● **WHAT TO PRODUCE**
How many lines of the data hold the word "houses"? State the number and nothing else.

:::::

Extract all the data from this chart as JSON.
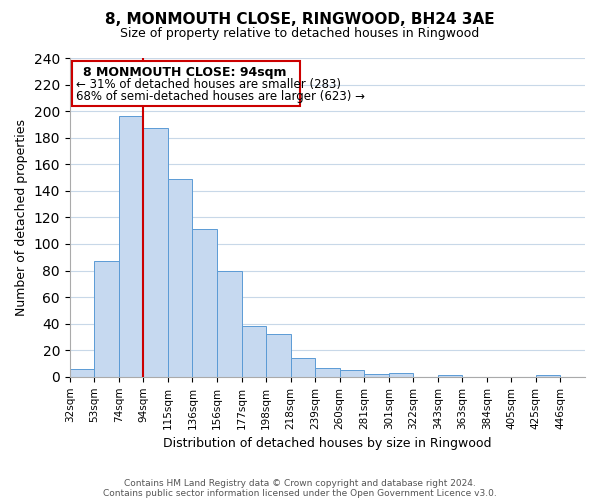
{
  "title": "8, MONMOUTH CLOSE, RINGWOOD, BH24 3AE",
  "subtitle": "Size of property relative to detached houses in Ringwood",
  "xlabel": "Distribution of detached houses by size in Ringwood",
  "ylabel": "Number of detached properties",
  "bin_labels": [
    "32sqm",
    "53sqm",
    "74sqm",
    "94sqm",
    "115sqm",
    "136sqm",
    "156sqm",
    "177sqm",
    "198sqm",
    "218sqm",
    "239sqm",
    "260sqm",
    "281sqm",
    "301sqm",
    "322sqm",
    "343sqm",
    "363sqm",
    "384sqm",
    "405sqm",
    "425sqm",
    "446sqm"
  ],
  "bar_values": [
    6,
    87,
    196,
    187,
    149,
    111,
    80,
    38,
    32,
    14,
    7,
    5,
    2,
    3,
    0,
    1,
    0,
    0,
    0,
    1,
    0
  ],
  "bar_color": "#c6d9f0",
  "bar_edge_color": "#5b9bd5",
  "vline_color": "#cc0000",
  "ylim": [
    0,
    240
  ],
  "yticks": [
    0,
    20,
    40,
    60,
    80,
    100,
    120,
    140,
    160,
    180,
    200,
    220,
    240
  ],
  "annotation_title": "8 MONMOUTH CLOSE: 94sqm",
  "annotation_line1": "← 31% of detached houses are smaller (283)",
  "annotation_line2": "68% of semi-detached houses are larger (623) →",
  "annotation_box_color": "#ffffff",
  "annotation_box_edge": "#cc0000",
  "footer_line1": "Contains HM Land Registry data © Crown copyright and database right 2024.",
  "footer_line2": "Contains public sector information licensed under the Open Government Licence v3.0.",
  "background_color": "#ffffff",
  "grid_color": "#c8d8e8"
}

:::::

● **OUTPUT OF THE TASK**
4